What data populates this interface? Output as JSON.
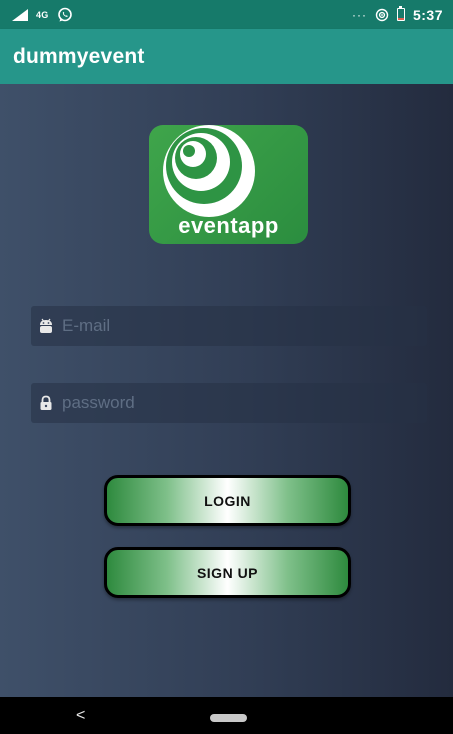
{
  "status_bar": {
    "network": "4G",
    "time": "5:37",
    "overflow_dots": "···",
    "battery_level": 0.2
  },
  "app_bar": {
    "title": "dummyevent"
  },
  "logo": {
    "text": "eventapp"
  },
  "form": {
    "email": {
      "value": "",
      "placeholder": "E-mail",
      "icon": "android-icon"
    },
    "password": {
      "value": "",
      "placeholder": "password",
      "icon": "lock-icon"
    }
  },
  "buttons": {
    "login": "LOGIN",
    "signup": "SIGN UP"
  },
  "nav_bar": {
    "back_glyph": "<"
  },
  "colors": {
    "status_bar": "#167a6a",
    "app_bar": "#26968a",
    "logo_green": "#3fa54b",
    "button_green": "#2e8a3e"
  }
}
==
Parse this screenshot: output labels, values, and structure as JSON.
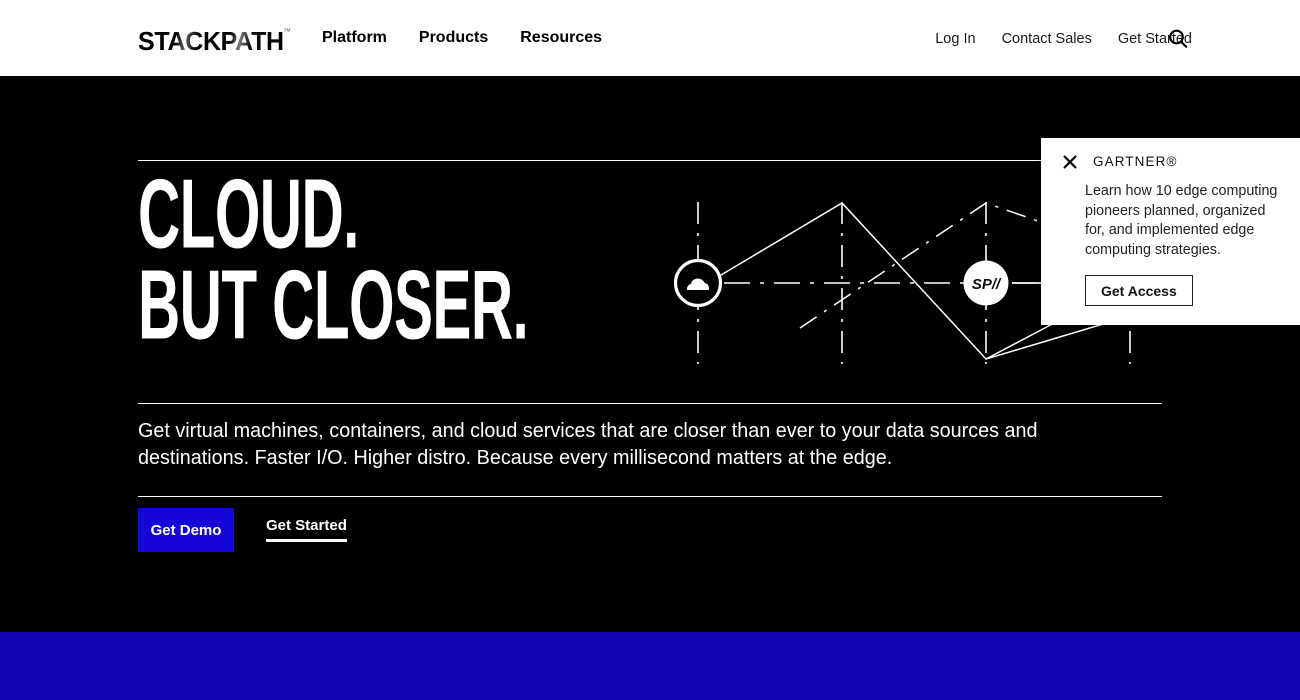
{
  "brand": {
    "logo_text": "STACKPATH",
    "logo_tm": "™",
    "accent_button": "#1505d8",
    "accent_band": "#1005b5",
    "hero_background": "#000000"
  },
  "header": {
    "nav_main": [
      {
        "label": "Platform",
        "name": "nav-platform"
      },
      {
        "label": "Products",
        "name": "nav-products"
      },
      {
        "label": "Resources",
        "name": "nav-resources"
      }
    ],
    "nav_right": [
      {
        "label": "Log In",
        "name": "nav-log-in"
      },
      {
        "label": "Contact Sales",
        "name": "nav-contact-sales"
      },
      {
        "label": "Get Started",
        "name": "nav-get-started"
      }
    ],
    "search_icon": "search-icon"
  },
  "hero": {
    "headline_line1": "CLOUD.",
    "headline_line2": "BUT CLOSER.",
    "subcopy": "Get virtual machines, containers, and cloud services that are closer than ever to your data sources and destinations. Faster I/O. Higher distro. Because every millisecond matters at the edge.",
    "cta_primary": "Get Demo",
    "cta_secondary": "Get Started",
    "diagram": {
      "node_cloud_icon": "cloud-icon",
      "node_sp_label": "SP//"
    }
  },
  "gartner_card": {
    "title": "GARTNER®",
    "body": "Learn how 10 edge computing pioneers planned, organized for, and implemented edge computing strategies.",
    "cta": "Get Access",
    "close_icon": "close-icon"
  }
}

Task statement: Search the entries for the string "this" and collect each line that has it.

The answer:
What data populates this interface? Output as JSON.
Parse this screenshot: output labels, values, and structure as JSON.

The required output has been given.